Exercise instructions:
Lines containing "自然な節" are to be counted. Give the number and nothing more.

[Records]
## BEGIN
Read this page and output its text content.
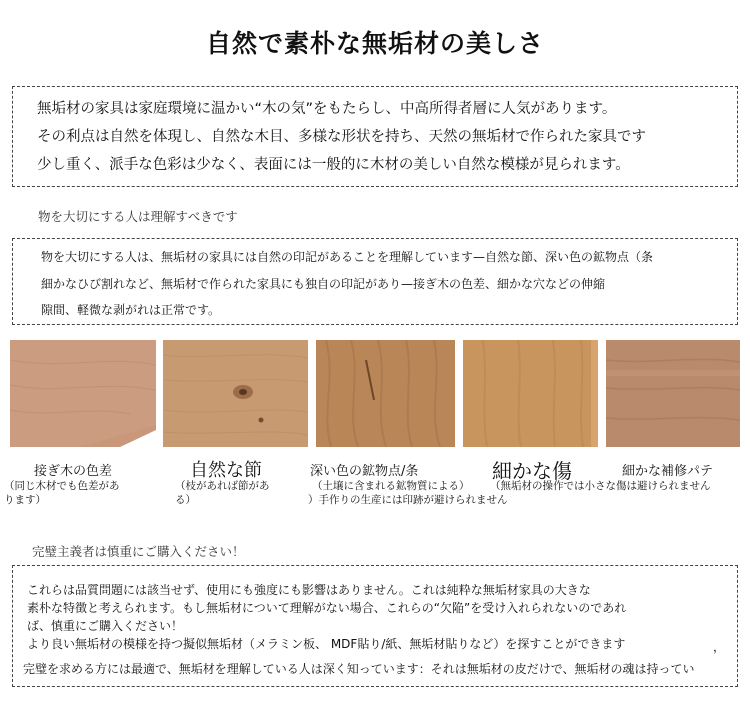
自然で素朴な無垢材の美しさ

無垢材の家具は家庭環境に温かい“木の気”をもたらし、中高所得者層に人気があります。

その利点は自然を体現し、自然な木目、多様な形状を持ち、天然の無垢材で作られた家具です

少し重く、派手な色彩は少なく、表面には一般的に木材の美しい自然な模様が見られます。

物を大切にする人は理解すべきです

物を大切にする人は、無垢材の家具には自然の印記があることを理解しています—自然な節、深い色の鉱物点（条

細かなひび割れなど、無垢材で作られた家具にも独自の印記があり—接ぎ木の色差、細かな穴などの伸縮

隙間、軽微な剥がれは正常です。

接ぎ木の色差
（同じ木材でも色差があ
ります）
自然な節
（枝があれば節があ
る）
深い色の鉱物点/条
（土壌に含まれる鉱物質による）
）手作りの生産には印跡が避けられません
細かな傷
（無垢材の操作では小さな傷は避けられません
細かな補修パテ
完璧主義者は慎重にご購入ください！

これらは品質問題には該当せず、使用にも強度にも影響はありません。これは純粋な無垢材家具の大きな

素朴な特徴と考えられます。もし無垢材について理解がない場合、これらの“欠陥”を受け入れられないのであれ

ば、慎重にご購入ください！

より良い無垢材の模様を持つ擬似無垢材（メラミン板、 MDF貼り/紙、無垢材貼りなど）を探すことができます	，

完璧を求める方には最適で、無垢材を理解している人は深く知っています：それは無垢材の皮だけで、無垢材の魂は持ってい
## END
Complete output:
2